-- begin EXTRACTED ENTRIES --

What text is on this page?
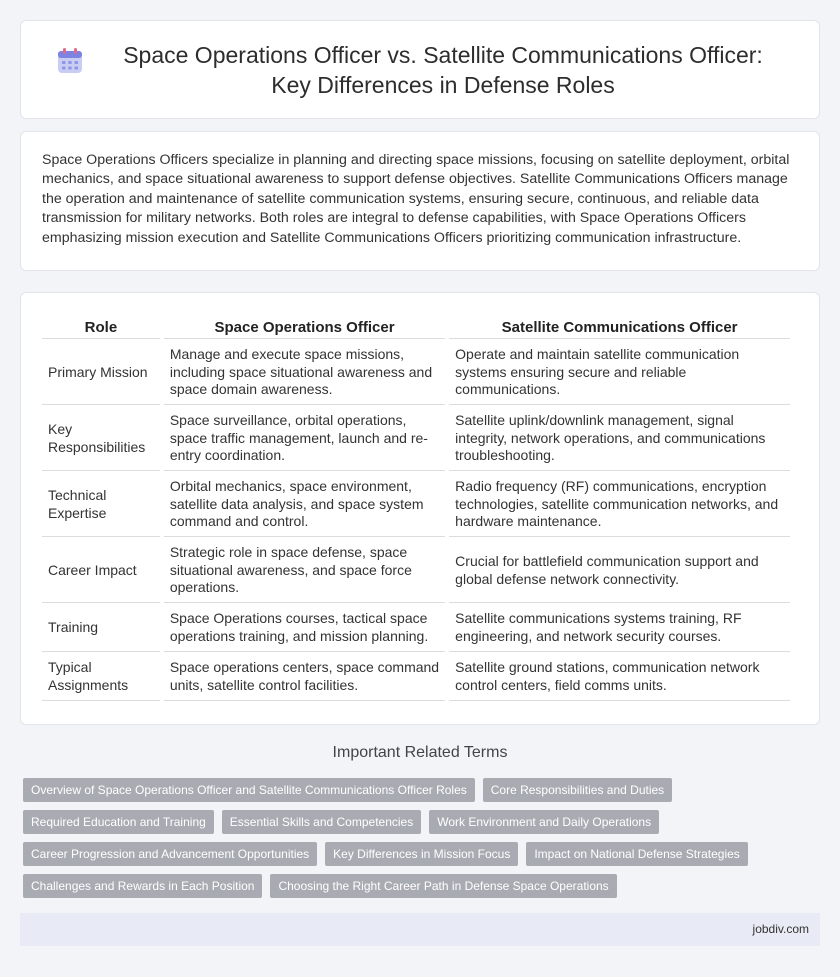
Space Operations Officer vs. Satellite Communications Officer: Key Differences in Defense Roles

Space Operations Officers specialize in planning and directing space missions, focusing on satellite deployment, orbital mechanics, and space situational awareness to support defense objectives. Satellite Communications Officers manage the operation and maintenance of satellite communication systems, ensuring secure, continuous, and reliable data transmission for military networks. Both roles are integral to defense capabilities, with Space Operations Officers emphasizing mission execution and Satellite Communications Officers prioritizing communication infrastructure.

Role	Space Operations Officer	Satellite Communications Officer
Primary Mission	Manage and execute space missions, including space situational awareness and space domain awareness.	Operate and maintain satellite communication systems ensuring secure and reliable communications.
Key Responsibilities	Space surveillance, orbital operations, space traffic management, launch and re-entry coordination.	Satellite uplink/downlink management, signal integrity, network operations, and communications troubleshooting.
Technical Expertise	Orbital mechanics, space environment, satellite data analysis, and space system command and control.	Radio frequency (RF) communications, encryption technologies, satellite communication networks, and hardware maintenance.
Career Impact	Strategic role in space defense, space situational awareness, and space force operations.	Crucial for battlefield communication support and global defense network connectivity.
Training	Space Operations courses, tactical space operations training, and mission planning.	Satellite communications systems training, RF engineering, and network security courses.
Typical Assignments	Space operations centers, space command units, satellite control facilities.	Satellite ground stations, communication network control centers, field comms units.
Important Related Terms
Overview of Space Operations Officer and Satellite Communications Officer Roles	Core Responsibilities and Duties
Required Education and Training	Essential Skills and Competencies	Work Environment and Daily Operations
Career Progression and Advancement Opportunities	Key Differences in Mission Focus	Impact on National Defense Strategies
Challenges and Rewards in Each Position	Choosing the Right Career Path in Defense Space Operations
jobdiv.com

-- end EXTRACTED ENTRIES --

WHAT IS NEEDED. Copy each line above that contains the string "planning".

RESULT OF THIS TASK.
Space Operations Officers specialize in planning and directing space missions, focusing on satellite deployment, orbital mechanics, and space situational awareness to support defense objectives. Satellite Communications Officers manage the operation and maintenance of satellite communication systems, ensuring secure, continuous, and reliable data transmission for military networks. Both roles are integral to defense capabilities, with Space Operations Officers emphasizing mission execution and Satellite Communications Officers prioritizing communication infrastructure.
Training	Space Operations courses, tactical space operations training, and mission planning.	Satellite communications systems training, RF engineering, and network security courses.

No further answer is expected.